#### Entries taken from a collection:
______________________________
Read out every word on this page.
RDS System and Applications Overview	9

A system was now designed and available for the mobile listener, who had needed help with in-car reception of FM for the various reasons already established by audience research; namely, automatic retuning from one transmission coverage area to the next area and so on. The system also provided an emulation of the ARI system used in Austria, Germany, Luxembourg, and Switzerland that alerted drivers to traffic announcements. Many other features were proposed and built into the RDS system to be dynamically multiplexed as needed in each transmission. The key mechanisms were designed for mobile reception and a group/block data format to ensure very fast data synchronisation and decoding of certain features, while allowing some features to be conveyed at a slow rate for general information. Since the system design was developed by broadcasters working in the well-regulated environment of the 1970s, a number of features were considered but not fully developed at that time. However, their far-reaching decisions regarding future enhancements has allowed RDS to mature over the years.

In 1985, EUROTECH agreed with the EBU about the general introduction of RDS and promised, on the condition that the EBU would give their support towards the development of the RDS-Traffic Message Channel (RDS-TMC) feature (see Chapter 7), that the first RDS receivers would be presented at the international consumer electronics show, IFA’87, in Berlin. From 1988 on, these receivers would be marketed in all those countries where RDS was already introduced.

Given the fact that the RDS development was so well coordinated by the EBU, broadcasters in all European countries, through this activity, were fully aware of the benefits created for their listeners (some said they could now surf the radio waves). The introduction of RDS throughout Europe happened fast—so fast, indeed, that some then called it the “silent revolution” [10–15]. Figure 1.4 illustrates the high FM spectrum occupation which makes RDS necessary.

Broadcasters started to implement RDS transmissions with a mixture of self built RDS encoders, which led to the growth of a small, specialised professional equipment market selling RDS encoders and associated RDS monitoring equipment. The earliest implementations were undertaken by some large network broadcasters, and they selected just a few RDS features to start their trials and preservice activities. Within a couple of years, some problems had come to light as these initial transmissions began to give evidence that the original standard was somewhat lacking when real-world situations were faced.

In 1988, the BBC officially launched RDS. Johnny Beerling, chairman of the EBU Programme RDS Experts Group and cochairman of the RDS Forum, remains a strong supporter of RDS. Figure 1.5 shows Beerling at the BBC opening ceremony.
______________________________
Please reproduce all of the entries exactly as they stand.

Read out every word on this page.
RDS System and Applications Overview	9

A system was now designed and available for the mobile listener, who had needed help with in-car reception of FM for the various reasons already established by audience research; namely, automatic retuning from one transmission coverage area to the next area and so on. The system also provided an emulation of the ARI system used in Austria, Germany, Luxembourg, and Switzerland that alerted drivers to traffic announcements. Many other features were proposed and built into the RDS system to be dynamically multiplexed as needed in each transmission. The key mechanisms were designed for mobile reception and a group/block data format to ensure very fast data synchronisation and decoding of certain features, while allowing some features to be conveyed at a slow rate for general information. Since the system design was developed by broadcasters working in the well-regulated environment of the 1970s, a number of features were considered but not fully developed at that time. However, their far-reaching decisions regarding future enhancements has allowed RDS to mature over the years.

In 1985, EUROTECH agreed with the EBU about the general introduction of RDS and promised, on the condition that the EBU would give their support towards the development of the RDS-Traffic Message Channel (RDS-TMC) feature (see Chapter 7), that the first RDS receivers would be presented at the international consumer electronics show, IFA’87, in Berlin. From 1988 on, these receivers would be marketed in all those countries where RDS was already introduced.

Given the fact that the RDS development was so well coordinated by the EBU, broadcasters in all European countries, through this activity, were fully aware of the benefits created for their listeners (some said they could now surf the radio waves). The introduction of RDS throughout Europe happened fast—so fast, indeed, that some then called it the “silent revolution” [10–15]. Figure 1.4 illustrates the high FM spectrum occupation which makes RDS necessary.

Broadcasters started to implement RDS transmissions with a mixture of self built RDS encoders, which led to the growth of a small, specialised professional equipment market selling RDS encoders and associated RDS monitoring equipment. The earliest implementations were undertaken by some large network broadcasters, and they selected just a few RDS features to start their trials and preservice activities. Within a couple of years, some problems had come to light as these initial transmissions began to give evidence that the original standard was somewhat lacking when real-world situations were faced.

In 1988, the BBC officially launched RDS. Johnny Beerling, chairman of the EBU Programme RDS Experts Group and cochairman of the RDS Forum, remains a strong supporter of RDS. Figure 1.5 shows Beerling at the BBC opening ceremony.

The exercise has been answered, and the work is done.